Written request =>
Restate all of the data exactly.

Excerpted data =>

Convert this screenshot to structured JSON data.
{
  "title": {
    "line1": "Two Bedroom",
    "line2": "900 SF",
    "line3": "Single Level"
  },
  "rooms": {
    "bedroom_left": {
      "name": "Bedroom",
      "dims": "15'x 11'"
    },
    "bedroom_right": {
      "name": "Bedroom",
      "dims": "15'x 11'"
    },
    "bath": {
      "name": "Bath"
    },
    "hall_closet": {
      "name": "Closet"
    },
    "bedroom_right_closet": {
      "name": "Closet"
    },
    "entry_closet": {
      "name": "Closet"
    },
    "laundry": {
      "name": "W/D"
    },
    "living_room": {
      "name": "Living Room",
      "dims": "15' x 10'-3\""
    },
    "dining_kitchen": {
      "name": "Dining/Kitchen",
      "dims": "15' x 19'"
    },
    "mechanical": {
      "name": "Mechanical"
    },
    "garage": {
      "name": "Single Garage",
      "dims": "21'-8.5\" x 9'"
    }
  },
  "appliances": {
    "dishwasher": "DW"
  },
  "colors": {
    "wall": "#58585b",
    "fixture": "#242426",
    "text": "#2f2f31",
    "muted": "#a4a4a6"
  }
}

Reply to the task =>
Convert this screenshot to structured JSON data.
{
  "title": {
    "line1": "Two Bedroom",
    "line2": "900 SF",
    "line3": "Single Level"
  },
  "rooms": {
    "bedroom_left": {
      "name": "Bedroom",
      "dims": "15'x 11'"
    },
    "bedroom_right": {
      "name": "Bedroom",
      "dims": "15'x 11'"
    },
    "bath": {
      "name": "Bath"
    },
    "hall_closet": {
      "name": "Closet"
    },
    "bedroom_right_closet": {
      "name": "Closet"
    },
    "entry_closet": {
      "name": "Closet"
    },
    "laundry": {
      "name": "W/D"
    },
    "living_room": {
      "name": "Living Room",
      "dims": "15' x 10'-3\""
    },
    "dining_kitchen": {
      "name": "Dining/Kitchen",
      "dims": "15' x 19'"
    },
    "mechanical": {
      "name": "Mechanical"
    },
    "garage": {
      "name": "Single Garage",
      "dims": "21'-8.5\" x 9'"
    }
  },
  "appliances": {
    "dishwasher": "DW"
  },
  "colors": {
    "wall": "#58585b",
    "fixture": "#242426",
    "text": "#2f2f31",
    "muted": "#a4a4a6"
  }
}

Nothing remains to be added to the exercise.